• [Exercise directions] Search the listing for "this" and copy every line where it appears.

• [Records shown]
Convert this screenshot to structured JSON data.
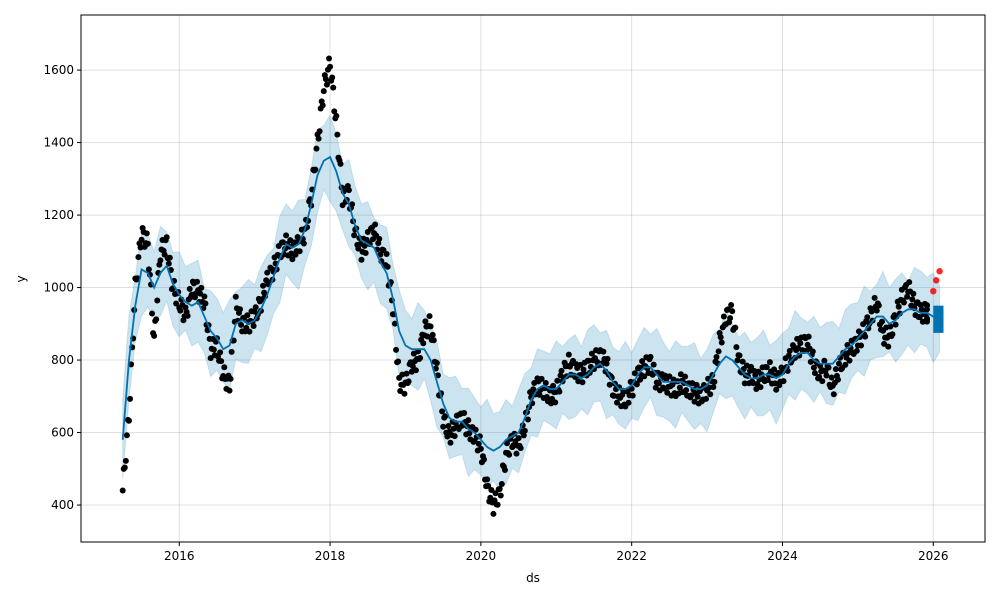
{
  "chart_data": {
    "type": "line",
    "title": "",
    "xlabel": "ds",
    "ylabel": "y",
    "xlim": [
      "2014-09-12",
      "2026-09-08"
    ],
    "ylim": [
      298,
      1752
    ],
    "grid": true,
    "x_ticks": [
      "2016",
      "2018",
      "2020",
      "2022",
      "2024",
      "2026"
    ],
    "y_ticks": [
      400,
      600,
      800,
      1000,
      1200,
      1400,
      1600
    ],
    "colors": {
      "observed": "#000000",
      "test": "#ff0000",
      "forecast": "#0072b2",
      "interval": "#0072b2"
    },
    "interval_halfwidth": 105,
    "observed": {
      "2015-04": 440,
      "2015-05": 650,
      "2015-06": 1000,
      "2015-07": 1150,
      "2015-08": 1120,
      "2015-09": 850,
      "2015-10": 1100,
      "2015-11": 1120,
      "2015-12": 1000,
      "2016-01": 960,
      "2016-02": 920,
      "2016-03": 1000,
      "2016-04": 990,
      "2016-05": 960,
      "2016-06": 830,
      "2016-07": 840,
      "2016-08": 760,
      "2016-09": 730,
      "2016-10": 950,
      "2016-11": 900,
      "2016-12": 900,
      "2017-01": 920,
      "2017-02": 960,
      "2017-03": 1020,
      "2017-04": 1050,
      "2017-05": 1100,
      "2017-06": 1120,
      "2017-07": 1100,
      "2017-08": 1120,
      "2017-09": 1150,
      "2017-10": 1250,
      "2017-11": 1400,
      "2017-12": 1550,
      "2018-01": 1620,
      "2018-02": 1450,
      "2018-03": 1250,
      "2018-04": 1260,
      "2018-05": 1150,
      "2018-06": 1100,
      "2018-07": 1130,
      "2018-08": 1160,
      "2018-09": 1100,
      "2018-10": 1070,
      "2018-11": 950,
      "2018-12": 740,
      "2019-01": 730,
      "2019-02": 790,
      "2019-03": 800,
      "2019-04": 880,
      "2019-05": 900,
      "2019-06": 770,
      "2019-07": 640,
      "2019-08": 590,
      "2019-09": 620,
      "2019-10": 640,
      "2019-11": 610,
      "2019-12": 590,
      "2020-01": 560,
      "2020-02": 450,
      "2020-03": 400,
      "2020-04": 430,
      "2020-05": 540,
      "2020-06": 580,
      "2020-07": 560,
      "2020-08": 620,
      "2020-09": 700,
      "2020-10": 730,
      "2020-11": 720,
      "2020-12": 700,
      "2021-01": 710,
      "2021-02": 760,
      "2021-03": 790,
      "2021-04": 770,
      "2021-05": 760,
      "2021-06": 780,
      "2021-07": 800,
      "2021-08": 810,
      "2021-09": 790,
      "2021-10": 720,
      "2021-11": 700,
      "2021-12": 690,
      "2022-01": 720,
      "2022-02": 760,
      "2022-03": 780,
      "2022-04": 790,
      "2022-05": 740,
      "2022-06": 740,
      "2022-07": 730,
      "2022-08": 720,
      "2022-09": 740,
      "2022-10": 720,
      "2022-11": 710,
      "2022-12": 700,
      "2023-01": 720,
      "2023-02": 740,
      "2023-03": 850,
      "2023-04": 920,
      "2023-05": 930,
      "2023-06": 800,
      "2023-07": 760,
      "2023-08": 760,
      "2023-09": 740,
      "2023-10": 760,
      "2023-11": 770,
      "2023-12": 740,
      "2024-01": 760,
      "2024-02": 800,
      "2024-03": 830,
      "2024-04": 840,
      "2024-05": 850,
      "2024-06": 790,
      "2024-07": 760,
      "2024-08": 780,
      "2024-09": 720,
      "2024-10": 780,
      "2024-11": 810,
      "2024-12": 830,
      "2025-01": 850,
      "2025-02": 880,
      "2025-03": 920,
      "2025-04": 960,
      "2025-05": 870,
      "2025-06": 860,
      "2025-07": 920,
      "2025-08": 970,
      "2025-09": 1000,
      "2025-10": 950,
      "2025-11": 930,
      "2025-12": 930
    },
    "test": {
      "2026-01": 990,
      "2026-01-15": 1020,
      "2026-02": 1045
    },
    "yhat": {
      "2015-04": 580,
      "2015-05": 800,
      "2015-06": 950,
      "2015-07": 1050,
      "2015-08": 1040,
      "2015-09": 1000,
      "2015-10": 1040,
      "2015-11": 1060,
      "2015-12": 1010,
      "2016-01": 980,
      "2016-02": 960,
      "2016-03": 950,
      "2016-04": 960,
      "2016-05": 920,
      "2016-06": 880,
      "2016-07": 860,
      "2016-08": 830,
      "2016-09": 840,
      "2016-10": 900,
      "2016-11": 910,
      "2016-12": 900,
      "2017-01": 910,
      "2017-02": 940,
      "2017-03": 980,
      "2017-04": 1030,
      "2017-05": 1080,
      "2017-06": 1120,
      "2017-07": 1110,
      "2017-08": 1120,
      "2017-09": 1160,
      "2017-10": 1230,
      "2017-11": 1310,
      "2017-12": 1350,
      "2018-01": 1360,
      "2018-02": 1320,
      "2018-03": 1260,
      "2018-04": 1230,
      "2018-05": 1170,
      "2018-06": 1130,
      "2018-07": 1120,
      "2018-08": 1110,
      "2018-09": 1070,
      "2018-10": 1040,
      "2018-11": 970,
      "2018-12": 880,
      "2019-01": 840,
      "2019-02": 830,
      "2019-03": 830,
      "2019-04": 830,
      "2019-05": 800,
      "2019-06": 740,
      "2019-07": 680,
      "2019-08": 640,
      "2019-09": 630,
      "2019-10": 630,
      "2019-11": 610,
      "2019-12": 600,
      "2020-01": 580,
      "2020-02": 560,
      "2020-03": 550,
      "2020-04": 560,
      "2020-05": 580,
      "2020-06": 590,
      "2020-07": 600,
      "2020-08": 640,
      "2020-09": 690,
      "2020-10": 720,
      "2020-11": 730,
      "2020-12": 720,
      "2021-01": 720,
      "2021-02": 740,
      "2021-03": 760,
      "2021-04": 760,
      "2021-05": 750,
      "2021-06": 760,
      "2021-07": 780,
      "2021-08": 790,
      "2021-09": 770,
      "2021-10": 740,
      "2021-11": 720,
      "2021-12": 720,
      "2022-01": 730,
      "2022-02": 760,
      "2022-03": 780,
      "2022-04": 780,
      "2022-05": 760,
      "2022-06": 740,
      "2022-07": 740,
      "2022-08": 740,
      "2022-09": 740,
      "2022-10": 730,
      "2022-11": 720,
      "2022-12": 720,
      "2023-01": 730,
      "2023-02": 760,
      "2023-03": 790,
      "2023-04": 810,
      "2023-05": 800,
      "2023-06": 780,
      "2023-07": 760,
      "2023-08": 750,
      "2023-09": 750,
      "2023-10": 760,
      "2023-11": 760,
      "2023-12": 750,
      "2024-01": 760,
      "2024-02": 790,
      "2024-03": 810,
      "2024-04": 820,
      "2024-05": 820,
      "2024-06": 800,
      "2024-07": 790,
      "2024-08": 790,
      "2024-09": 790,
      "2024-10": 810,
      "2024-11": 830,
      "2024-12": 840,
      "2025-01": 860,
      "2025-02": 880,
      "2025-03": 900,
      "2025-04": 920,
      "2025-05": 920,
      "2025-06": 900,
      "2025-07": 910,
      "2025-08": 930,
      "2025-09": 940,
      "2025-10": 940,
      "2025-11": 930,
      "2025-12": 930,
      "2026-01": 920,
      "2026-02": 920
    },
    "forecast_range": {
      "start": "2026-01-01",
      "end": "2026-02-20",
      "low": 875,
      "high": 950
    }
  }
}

--

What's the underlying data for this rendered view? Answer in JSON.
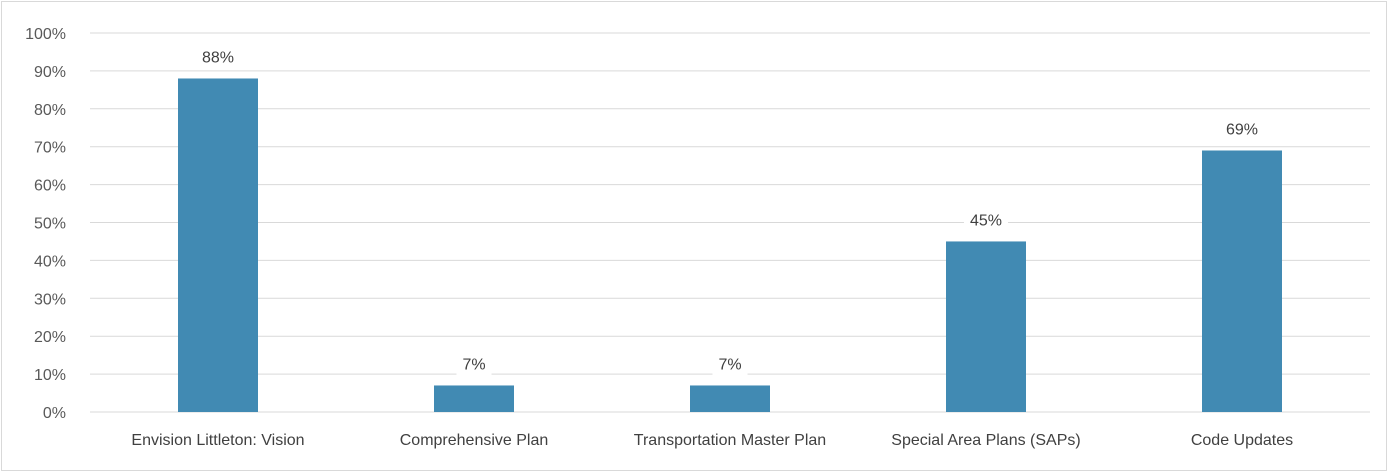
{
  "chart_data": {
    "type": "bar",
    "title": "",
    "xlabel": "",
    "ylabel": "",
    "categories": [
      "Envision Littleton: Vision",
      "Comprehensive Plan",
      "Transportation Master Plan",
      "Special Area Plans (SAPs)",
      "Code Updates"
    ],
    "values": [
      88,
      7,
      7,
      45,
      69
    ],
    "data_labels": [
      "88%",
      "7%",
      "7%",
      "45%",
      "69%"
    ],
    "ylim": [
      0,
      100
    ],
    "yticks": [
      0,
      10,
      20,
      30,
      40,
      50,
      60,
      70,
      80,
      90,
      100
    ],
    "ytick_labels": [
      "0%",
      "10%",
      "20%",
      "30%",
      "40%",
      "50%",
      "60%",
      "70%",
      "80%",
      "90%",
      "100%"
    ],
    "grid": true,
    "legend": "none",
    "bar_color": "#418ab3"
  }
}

* * *

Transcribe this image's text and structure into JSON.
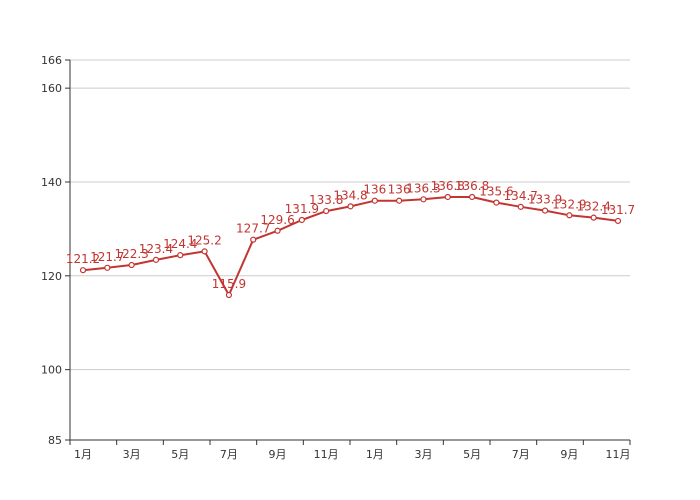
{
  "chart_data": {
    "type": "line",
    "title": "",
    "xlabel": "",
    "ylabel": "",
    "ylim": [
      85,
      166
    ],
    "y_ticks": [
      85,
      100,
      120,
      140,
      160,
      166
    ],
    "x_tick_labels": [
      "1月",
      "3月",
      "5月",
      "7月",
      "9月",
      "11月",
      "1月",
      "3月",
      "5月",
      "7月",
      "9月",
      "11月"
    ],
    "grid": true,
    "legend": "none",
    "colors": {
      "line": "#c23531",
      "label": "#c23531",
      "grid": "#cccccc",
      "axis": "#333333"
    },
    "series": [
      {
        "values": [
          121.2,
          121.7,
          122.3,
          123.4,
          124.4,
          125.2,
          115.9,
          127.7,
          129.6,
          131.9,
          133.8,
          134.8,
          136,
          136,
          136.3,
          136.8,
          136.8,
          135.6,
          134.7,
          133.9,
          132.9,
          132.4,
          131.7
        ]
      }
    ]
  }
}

• [Correct result]
Convert this screenshot to structured JSON data.
What's the underlying data for this rendered view? Answer in JSON.
Transcribe this image's text and structure into JSON.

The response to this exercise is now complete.